Do this -> Pick out each line in these entries that contains the string "Port".

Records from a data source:
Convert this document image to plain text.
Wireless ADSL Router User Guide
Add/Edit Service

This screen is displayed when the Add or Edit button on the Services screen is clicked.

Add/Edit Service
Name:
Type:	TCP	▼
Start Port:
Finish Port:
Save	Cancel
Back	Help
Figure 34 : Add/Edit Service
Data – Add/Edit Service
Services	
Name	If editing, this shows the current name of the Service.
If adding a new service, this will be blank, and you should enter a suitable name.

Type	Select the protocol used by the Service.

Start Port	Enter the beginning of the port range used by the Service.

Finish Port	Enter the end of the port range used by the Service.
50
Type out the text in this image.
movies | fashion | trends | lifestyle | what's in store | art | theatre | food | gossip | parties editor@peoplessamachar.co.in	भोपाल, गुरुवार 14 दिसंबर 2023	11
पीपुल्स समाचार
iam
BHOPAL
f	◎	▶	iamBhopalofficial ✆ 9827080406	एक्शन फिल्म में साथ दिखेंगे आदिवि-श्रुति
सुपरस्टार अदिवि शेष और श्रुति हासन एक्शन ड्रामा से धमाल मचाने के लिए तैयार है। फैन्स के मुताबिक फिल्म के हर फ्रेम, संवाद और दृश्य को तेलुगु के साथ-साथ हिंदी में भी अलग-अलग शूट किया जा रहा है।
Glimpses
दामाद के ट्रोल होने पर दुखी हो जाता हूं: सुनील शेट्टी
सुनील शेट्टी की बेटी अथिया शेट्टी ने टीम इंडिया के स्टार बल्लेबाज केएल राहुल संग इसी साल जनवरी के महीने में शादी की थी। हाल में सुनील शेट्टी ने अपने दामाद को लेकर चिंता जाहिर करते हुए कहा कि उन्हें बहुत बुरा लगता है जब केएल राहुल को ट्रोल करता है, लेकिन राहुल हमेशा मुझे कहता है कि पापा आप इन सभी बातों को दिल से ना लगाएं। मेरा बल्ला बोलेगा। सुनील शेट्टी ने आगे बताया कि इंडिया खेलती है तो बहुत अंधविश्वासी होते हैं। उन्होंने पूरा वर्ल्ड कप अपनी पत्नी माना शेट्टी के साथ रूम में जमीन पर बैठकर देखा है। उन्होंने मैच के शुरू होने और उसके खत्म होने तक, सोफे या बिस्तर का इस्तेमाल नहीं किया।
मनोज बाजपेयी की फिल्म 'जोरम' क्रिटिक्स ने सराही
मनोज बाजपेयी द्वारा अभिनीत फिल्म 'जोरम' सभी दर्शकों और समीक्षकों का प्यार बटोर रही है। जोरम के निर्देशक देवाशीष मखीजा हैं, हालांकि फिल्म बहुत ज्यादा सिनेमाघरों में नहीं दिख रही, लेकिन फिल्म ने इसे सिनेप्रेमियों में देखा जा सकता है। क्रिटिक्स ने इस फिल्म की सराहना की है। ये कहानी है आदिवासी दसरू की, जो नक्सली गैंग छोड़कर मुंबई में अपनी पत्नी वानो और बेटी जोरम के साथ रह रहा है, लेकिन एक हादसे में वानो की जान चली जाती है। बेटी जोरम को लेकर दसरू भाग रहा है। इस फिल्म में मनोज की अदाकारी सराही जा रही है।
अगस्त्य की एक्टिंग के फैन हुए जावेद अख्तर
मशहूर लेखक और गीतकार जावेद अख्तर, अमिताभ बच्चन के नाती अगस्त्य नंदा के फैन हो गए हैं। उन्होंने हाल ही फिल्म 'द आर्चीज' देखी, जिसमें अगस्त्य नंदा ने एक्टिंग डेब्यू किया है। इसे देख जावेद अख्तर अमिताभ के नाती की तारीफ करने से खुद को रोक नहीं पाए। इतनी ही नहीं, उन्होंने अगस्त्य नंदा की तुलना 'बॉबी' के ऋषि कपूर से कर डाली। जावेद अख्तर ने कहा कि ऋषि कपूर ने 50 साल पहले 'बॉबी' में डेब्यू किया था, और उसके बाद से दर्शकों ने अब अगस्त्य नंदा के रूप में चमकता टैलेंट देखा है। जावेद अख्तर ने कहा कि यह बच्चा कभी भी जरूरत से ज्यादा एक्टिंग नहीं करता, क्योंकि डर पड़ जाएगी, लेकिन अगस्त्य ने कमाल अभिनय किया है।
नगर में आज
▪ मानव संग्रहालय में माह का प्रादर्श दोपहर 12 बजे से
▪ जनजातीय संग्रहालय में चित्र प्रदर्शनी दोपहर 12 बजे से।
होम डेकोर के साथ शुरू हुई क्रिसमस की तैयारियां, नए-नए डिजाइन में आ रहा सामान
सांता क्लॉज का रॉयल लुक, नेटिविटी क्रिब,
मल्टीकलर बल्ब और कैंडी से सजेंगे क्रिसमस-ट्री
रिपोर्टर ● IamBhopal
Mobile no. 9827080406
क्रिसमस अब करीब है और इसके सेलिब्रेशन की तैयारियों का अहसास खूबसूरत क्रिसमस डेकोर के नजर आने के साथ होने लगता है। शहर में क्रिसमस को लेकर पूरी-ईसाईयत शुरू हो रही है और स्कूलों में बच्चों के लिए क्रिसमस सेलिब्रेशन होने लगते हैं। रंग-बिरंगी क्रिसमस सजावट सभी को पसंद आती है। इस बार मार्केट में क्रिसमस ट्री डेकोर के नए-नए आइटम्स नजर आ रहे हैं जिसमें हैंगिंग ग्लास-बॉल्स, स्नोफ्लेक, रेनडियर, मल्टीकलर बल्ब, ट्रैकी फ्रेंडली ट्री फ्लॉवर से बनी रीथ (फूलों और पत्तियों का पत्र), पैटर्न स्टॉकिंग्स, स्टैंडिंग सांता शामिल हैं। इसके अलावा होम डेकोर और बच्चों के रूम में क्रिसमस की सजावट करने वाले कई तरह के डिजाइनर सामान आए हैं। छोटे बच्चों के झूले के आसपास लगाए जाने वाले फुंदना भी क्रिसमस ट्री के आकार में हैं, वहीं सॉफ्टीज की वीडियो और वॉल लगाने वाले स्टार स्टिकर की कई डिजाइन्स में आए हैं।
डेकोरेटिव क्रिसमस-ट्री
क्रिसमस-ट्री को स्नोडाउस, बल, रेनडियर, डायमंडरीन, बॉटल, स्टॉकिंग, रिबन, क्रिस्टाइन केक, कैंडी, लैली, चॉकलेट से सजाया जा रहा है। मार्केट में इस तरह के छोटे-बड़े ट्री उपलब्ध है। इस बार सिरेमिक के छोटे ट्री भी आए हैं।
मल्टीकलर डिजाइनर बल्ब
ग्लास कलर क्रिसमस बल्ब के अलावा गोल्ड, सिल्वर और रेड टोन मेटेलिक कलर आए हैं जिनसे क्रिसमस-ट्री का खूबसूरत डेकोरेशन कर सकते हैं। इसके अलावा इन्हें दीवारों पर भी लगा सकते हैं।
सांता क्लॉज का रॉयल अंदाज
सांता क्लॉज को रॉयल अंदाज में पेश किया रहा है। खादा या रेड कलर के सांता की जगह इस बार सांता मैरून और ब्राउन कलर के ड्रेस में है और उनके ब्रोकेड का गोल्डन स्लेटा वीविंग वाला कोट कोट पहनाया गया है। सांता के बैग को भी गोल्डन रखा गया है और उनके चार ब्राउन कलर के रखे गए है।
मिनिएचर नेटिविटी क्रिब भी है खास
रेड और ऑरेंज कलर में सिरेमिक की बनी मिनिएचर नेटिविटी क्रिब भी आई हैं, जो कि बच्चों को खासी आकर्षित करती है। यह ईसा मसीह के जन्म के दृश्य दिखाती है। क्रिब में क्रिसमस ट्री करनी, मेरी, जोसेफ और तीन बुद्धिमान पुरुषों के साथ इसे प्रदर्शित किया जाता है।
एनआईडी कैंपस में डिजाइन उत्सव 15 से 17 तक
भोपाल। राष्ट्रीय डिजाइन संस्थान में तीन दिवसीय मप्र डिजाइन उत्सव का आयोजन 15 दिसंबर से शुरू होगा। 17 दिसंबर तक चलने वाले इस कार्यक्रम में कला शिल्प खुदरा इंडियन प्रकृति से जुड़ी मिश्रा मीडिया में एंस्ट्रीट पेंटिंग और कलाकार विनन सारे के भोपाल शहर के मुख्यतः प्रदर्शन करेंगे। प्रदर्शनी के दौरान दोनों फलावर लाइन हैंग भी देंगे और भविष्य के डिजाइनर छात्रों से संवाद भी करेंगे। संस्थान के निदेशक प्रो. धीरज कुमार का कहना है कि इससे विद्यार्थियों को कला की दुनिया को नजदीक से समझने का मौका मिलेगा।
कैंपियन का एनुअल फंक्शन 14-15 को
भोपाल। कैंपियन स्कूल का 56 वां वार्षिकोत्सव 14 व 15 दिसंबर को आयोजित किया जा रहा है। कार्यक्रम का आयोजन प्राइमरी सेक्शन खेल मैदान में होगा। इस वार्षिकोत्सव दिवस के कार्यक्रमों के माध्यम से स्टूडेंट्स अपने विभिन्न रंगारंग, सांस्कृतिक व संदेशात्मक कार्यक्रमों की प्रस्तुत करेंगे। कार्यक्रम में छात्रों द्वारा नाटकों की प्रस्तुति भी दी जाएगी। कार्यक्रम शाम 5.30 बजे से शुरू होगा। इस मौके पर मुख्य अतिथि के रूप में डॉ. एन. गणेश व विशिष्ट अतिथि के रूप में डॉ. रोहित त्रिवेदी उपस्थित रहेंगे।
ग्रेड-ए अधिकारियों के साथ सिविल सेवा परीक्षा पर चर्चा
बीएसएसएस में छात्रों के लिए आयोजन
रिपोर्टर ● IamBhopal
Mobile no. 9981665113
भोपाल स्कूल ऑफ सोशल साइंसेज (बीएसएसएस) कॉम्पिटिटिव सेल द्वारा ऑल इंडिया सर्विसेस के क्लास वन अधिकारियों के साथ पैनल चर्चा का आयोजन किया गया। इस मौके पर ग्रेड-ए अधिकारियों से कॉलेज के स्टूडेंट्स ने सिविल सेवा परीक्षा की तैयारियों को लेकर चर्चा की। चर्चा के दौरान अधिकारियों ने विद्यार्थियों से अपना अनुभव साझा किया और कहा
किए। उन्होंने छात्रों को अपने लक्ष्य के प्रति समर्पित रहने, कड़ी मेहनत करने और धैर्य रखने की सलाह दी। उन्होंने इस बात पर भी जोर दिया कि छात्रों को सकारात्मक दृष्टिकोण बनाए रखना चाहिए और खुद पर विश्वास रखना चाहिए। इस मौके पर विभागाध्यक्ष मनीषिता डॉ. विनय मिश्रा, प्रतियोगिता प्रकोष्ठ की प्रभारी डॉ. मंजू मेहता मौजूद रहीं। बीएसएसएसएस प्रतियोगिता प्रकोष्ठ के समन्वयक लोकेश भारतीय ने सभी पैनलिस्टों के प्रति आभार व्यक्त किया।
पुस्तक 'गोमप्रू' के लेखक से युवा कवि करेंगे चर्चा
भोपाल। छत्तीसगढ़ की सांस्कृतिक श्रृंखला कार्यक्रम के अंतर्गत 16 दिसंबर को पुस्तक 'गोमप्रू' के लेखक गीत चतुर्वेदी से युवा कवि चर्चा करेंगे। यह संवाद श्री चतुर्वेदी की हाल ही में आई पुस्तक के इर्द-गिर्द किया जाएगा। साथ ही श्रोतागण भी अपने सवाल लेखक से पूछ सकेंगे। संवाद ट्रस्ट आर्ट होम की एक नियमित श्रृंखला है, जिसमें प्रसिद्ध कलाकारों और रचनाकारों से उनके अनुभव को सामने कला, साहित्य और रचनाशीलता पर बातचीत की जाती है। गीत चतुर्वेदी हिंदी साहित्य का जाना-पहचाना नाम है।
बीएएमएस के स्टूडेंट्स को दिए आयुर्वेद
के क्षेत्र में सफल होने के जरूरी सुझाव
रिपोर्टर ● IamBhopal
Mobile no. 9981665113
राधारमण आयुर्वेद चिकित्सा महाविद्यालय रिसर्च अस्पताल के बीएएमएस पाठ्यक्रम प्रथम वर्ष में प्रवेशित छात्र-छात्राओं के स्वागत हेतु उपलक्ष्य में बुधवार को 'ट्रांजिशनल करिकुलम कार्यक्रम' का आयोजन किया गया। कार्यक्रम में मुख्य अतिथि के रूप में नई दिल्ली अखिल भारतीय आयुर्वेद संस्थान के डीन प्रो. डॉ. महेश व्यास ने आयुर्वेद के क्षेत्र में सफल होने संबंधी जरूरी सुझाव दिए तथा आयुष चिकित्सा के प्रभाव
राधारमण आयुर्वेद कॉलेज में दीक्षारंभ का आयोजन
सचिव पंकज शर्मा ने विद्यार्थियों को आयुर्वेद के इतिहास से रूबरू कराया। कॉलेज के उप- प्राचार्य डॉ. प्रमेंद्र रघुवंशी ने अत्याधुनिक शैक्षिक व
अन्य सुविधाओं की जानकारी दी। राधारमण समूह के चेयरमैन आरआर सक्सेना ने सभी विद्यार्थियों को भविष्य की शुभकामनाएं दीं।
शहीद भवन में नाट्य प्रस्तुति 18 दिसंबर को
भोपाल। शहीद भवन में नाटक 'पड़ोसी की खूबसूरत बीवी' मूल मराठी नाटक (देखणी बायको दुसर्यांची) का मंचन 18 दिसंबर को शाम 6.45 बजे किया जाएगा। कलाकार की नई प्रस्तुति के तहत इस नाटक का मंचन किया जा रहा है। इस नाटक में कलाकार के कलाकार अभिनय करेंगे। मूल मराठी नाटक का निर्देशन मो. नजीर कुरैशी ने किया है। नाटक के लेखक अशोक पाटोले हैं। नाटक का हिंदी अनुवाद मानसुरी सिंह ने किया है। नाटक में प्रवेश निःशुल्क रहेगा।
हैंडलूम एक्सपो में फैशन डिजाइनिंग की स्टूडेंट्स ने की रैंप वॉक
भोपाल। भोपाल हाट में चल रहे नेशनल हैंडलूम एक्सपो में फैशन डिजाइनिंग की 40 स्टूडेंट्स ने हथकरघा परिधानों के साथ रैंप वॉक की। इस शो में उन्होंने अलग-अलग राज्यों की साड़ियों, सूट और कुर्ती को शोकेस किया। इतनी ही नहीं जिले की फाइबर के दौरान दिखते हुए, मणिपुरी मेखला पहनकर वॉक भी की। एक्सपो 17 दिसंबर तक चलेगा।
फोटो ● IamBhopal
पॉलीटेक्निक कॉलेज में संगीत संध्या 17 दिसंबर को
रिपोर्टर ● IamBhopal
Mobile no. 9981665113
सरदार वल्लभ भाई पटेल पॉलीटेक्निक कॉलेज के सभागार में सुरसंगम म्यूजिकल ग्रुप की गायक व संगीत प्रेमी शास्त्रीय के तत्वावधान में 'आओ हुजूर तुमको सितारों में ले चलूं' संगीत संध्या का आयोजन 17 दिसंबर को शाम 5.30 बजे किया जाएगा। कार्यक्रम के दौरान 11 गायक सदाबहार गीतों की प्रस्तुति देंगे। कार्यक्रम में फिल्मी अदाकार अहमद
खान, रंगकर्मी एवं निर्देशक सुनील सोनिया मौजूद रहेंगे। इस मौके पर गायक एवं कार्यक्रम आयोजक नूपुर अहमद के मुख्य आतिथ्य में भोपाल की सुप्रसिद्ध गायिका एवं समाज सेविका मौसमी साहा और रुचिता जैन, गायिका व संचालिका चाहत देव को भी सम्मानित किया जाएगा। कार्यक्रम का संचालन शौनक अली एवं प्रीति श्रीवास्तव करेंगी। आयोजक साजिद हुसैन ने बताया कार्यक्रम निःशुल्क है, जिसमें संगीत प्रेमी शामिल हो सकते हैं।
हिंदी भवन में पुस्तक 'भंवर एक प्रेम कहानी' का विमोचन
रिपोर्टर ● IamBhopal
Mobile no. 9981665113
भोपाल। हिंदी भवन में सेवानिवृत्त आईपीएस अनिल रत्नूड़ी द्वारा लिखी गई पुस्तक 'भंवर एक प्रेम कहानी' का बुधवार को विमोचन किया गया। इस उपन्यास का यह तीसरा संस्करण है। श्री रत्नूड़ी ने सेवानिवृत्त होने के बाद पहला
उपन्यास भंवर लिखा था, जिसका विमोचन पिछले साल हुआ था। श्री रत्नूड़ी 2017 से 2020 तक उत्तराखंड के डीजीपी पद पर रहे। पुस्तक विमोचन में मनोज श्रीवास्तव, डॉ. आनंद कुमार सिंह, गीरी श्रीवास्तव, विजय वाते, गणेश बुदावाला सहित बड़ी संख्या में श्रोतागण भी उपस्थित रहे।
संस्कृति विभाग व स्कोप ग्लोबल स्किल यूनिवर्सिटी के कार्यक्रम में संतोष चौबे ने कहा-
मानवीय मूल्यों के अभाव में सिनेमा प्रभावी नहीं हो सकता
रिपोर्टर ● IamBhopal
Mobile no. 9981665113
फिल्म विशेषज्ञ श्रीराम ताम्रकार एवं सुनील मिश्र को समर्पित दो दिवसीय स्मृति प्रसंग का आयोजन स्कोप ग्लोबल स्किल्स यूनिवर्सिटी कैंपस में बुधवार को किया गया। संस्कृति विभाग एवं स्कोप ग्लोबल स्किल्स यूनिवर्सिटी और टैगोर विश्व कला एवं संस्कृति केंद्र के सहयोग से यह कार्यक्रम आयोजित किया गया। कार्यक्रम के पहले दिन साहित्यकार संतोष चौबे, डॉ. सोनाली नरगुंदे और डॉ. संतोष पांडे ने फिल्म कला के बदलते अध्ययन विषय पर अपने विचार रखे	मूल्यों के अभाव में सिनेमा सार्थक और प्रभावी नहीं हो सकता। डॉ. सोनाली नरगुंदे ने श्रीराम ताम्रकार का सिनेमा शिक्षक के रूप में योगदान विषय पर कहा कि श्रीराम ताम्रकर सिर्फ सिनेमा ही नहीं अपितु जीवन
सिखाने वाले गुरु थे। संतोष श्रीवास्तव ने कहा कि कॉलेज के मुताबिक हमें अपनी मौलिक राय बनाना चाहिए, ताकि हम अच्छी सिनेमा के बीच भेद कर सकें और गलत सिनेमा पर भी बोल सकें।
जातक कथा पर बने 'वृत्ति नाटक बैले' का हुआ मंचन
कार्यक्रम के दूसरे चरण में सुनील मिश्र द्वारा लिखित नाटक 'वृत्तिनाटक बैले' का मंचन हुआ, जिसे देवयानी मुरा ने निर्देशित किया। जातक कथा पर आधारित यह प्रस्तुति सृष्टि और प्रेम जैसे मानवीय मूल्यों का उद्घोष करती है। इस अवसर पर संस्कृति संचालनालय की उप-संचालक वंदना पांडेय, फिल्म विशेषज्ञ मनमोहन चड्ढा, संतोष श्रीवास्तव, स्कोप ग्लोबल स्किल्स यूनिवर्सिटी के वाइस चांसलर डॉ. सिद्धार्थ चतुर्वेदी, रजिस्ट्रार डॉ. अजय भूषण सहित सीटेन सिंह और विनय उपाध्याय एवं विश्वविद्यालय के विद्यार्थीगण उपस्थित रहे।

Result of the task ->
Start Port:
Finish Port:
Start Port	Enter the beginning of the port range used by the Service.
Finish Port	Enter the end of the port range used by the Service.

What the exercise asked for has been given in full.